— Directive —
Repeat the listing exactly as given, omitting every image.

— Input records —

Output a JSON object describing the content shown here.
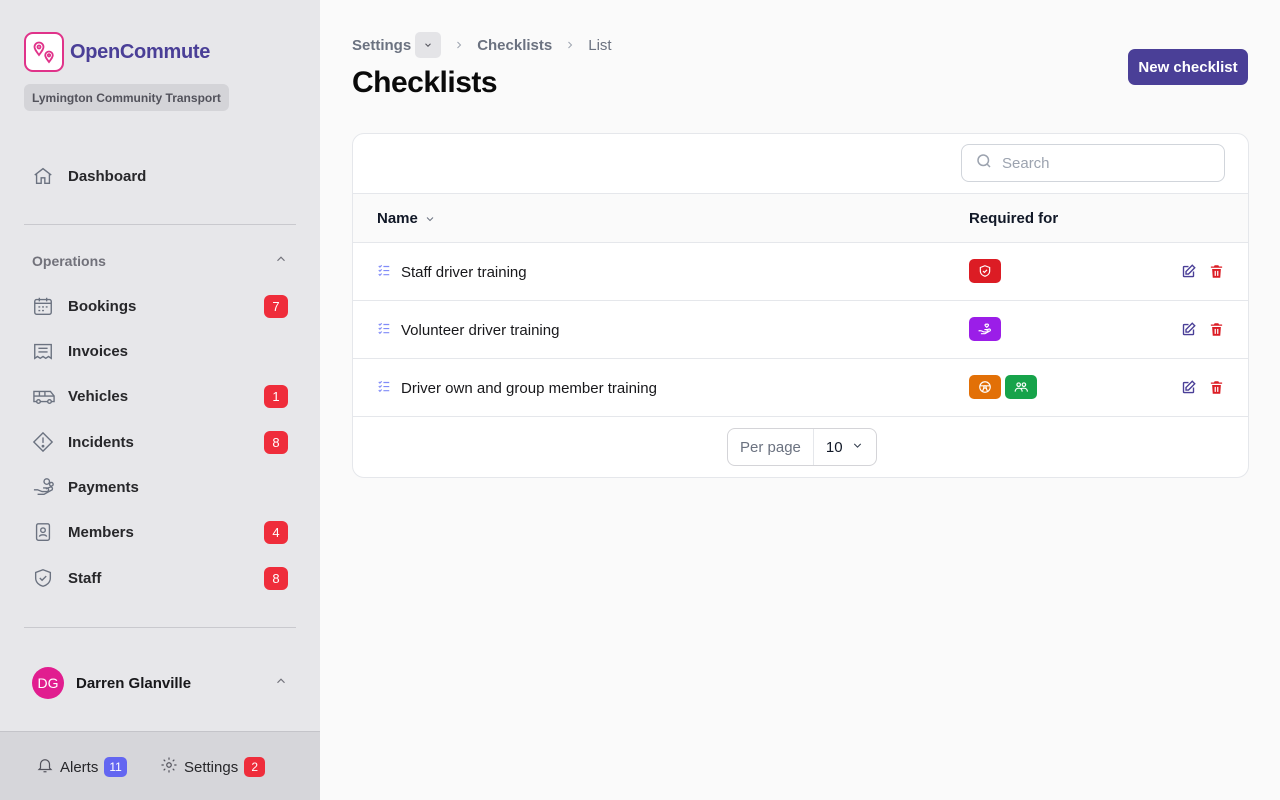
{
  "app": {
    "name": "OpenCommute",
    "organization": "Lymington Community Transport"
  },
  "sidebar": {
    "dashboard": {
      "label": "Dashboard",
      "icon": "home-icon"
    },
    "group": {
      "label": "Operations",
      "expanded": true
    },
    "items": [
      {
        "label": "Bookings",
        "icon": "calendar-icon",
        "badge": "7"
      },
      {
        "label": "Invoices",
        "icon": "receipt-icon",
        "badge": ""
      },
      {
        "label": "Vehicles",
        "icon": "bus-icon",
        "badge": "1"
      },
      {
        "label": "Incidents",
        "icon": "warning-icon",
        "badge": "8"
      },
      {
        "label": "Payments",
        "icon": "hand-coins-icon",
        "badge": ""
      },
      {
        "label": "Members",
        "icon": "id-badge-icon",
        "badge": "4"
      },
      {
        "label": "Staff",
        "icon": "shield-check-icon",
        "badge": "8"
      }
    ],
    "user": {
      "initials": "DG",
      "name": "Darren Glanville"
    },
    "bottom": {
      "alerts": {
        "label": "Alerts",
        "count": "11",
        "color": "#6366f1"
      },
      "settings": {
        "label": "Settings",
        "count": "2",
        "color": "#ef2d3b"
      }
    }
  },
  "breadcrumb": [
    "Settings",
    "Checklists",
    "List"
  ],
  "page": {
    "title": "Checklists",
    "new_button": "New checklist"
  },
  "table": {
    "search_placeholder": "Search",
    "columns": {
      "name": "Name",
      "required_for": "Required for"
    },
    "rows": [
      {
        "name": "Staff driver training",
        "tags": [
          {
            "icon": "shield-icon",
            "color": "#dc1c24"
          }
        ]
      },
      {
        "name": "Volunteer driver training",
        "tags": [
          {
            "icon": "hand-heart-icon",
            "color": "#9b1ee8"
          }
        ]
      },
      {
        "name": "Driver own and group member training",
        "tags": [
          {
            "icon": "steering-wheel-icon",
            "color": "#e27007"
          },
          {
            "icon": "users-icon",
            "color": "#16a34a"
          }
        ]
      }
    ],
    "pagination": {
      "label": "Per page",
      "value": "10"
    }
  },
  "colors": {
    "brand": "#4a3f97",
    "logo": "#e0338a",
    "badge": "#ef2d3b",
    "edit": "#4a3f97",
    "delete": "#dc1c24"
  }
}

— Exercise output —
Output a JSON object describing the content shown here.
{
  "app": {
    "name": "OpenCommute",
    "organization": "Lymington Community Transport"
  },
  "sidebar": {
    "dashboard": {
      "label": "Dashboard",
      "icon": "home-icon"
    },
    "group": {
      "label": "Operations",
      "expanded": true
    },
    "items": [
      {
        "label": "Bookings",
        "icon": "calendar-icon",
        "badge": "7"
      },
      {
        "label": "Invoices",
        "icon": "receipt-icon",
        "badge": ""
      },
      {
        "label": "Vehicles",
        "icon": "bus-icon",
        "badge": "1"
      },
      {
        "label": "Incidents",
        "icon": "warning-icon",
        "badge": "8"
      },
      {
        "label": "Payments",
        "icon": "hand-coins-icon",
        "badge": ""
      },
      {
        "label": "Members",
        "icon": "id-badge-icon",
        "badge": "4"
      },
      {
        "label": "Staff",
        "icon": "shield-check-icon",
        "badge": "8"
      }
    ],
    "user": {
      "initials": "DG",
      "name": "Darren Glanville"
    },
    "bottom": {
      "alerts": {
        "label": "Alerts",
        "count": "11",
        "color": "#6366f1"
      },
      "settings": {
        "label": "Settings",
        "count": "2",
        "color": "#ef2d3b"
      }
    }
  },
  "breadcrumb": [
    "Settings",
    "Checklists",
    "List"
  ],
  "page": {
    "title": "Checklists",
    "new_button": "New checklist"
  },
  "table": {
    "search_placeholder": "Search",
    "columns": {
      "name": "Name",
      "required_for": "Required for"
    },
    "rows": [
      {
        "name": "Staff driver training",
        "tags": [
          {
            "icon": "shield-icon",
            "color": "#dc1c24"
          }
        ]
      },
      {
        "name": "Volunteer driver training",
        "tags": [
          {
            "icon": "hand-heart-icon",
            "color": "#9b1ee8"
          }
        ]
      },
      {
        "name": "Driver own and group member training",
        "tags": [
          {
            "icon": "steering-wheel-icon",
            "color": "#e27007"
          },
          {
            "icon": "users-icon",
            "color": "#16a34a"
          }
        ]
      }
    ],
    "pagination": {
      "label": "Per page",
      "value": "10"
    }
  },
  "colors": {
    "brand": "#4a3f97",
    "logo": "#e0338a",
    "badge": "#ef2d3b",
    "edit": "#4a3f97",
    "delete": "#dc1c24"
  }
}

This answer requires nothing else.